-- Start of Stored rows --
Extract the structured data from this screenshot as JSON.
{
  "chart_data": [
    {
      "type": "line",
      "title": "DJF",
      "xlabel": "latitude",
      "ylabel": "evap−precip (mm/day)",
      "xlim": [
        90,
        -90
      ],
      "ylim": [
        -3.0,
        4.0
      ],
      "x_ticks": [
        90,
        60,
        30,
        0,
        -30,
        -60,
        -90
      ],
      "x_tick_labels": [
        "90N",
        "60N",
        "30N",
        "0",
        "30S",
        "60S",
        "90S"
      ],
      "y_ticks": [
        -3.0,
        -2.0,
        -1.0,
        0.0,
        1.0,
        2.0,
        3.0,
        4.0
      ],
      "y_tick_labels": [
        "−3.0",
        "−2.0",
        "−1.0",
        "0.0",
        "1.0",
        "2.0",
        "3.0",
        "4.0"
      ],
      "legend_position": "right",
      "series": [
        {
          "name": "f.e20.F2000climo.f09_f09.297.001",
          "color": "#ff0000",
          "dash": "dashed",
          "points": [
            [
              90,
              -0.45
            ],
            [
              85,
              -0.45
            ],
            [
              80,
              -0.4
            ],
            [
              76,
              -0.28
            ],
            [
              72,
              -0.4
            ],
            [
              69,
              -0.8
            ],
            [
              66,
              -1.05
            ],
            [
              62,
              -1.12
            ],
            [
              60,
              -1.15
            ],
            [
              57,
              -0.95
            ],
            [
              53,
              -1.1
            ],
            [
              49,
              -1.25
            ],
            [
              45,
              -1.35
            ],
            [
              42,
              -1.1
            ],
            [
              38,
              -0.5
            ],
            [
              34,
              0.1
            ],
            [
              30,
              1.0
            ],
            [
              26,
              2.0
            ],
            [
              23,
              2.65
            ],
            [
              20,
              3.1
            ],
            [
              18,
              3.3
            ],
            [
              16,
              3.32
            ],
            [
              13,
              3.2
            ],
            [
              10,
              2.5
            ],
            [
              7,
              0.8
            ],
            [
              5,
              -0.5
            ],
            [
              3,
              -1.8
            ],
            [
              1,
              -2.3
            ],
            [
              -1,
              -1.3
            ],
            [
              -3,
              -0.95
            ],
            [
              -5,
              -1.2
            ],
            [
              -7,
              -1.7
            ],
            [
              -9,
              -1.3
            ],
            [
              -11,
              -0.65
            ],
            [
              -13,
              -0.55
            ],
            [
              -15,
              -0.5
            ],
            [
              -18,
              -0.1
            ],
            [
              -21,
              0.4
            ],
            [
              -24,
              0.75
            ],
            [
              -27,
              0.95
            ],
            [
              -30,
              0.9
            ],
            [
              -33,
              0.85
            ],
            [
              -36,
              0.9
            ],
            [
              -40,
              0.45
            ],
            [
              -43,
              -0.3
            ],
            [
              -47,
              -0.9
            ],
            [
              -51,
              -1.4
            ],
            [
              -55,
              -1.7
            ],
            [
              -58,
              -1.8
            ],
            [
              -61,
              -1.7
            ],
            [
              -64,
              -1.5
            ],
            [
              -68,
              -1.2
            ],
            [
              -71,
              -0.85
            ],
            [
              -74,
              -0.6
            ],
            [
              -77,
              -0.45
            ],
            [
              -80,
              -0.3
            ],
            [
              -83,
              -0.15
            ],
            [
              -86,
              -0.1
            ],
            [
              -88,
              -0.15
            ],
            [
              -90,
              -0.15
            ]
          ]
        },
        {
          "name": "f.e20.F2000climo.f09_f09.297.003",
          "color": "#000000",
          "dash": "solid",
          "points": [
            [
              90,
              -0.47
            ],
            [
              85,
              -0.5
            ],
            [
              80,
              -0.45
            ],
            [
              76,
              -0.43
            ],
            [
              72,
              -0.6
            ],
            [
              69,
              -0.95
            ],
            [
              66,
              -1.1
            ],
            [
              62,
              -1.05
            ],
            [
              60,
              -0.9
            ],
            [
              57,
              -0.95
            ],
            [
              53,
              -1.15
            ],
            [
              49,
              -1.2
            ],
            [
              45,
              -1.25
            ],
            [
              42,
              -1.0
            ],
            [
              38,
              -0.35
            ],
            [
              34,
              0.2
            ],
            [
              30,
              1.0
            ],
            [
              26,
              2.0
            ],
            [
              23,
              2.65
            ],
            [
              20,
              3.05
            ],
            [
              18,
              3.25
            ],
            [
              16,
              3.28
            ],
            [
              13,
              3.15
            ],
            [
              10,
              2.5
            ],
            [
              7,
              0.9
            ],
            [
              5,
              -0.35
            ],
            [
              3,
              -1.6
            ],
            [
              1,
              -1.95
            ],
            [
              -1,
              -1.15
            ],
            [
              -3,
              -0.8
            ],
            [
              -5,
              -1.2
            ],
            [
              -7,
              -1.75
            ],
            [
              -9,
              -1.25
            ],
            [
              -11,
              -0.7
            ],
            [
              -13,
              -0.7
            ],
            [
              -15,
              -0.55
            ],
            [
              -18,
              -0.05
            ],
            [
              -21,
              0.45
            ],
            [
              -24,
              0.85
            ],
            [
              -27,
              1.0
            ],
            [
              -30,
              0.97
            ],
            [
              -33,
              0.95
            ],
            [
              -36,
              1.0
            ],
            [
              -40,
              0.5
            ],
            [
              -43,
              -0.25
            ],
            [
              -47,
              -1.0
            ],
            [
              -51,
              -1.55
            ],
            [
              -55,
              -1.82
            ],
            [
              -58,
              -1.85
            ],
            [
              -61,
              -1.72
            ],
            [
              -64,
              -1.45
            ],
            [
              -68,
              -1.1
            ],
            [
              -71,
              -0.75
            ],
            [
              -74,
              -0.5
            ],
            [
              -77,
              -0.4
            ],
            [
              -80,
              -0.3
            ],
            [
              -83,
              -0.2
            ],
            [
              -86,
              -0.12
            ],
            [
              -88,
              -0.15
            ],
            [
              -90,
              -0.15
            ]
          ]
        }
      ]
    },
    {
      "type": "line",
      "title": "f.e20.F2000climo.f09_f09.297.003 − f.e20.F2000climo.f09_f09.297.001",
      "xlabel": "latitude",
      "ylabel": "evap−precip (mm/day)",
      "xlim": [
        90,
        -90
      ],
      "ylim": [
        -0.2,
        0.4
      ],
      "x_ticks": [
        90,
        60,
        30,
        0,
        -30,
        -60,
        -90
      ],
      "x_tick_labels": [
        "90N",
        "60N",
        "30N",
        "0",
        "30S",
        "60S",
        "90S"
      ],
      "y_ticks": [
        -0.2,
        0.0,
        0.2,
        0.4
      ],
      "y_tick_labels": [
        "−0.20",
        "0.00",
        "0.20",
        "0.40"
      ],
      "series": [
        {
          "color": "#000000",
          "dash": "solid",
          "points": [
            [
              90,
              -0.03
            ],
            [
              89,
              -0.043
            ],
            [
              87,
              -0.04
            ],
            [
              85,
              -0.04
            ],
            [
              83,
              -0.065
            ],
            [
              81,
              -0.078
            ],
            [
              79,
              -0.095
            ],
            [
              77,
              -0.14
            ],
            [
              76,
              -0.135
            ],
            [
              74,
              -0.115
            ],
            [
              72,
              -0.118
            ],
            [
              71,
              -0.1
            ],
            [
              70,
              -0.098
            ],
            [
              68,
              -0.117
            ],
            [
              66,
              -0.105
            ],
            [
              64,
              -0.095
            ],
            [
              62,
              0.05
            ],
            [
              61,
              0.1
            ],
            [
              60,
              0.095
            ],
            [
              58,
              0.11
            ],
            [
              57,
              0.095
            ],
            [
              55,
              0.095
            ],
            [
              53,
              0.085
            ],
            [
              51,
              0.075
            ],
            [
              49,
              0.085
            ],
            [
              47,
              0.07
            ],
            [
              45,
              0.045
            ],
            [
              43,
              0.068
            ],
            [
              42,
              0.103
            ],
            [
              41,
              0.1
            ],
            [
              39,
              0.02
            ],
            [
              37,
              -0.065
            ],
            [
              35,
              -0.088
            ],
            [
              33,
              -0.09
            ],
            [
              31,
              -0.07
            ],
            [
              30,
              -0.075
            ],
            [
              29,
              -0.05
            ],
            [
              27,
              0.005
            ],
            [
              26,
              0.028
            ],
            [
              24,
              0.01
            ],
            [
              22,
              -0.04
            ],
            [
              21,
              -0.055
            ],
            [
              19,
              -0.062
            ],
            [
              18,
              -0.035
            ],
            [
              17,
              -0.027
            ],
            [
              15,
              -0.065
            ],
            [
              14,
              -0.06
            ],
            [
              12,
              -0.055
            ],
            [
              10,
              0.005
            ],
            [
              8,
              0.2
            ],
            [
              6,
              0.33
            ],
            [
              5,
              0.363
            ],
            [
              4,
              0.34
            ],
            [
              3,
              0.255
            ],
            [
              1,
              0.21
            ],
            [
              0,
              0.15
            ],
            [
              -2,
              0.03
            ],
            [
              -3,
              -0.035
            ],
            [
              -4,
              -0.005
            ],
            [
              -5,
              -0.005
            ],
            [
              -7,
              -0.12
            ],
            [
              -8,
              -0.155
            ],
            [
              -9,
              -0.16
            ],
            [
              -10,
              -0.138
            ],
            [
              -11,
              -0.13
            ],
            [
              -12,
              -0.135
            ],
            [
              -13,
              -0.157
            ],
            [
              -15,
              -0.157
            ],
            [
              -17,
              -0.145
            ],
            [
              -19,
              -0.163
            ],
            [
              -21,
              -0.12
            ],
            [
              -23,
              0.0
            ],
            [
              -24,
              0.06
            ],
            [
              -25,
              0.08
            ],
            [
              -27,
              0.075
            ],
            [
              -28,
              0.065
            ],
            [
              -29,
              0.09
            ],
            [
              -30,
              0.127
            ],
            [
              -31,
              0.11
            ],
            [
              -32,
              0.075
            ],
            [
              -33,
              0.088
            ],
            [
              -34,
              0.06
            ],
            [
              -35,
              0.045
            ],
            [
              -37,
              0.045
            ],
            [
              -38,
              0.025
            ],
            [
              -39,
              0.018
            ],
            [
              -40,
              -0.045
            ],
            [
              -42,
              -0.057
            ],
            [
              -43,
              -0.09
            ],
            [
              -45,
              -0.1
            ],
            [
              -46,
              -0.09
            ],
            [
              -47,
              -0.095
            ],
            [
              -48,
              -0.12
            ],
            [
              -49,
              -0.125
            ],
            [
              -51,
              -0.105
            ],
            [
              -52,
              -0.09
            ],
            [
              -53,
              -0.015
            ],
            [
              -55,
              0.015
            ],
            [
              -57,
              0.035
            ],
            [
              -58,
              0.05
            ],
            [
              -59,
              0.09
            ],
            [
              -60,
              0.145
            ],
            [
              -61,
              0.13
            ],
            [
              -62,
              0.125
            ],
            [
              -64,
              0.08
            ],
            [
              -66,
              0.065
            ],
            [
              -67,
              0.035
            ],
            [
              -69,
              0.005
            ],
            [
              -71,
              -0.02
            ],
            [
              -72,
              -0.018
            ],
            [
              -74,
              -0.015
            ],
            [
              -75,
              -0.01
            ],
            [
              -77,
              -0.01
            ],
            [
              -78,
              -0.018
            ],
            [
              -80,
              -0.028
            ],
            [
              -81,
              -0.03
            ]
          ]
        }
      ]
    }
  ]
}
-- End of Stored rows --
*Your goal*
Scan the material above for the string "title" and report each line where you find it.

*Answer to the problem*
      "title": "DJF",
      "title": "f.e20.F2000climo.f09_f09.297.003 − f.e20.F2000climo.f09_f09.297.001",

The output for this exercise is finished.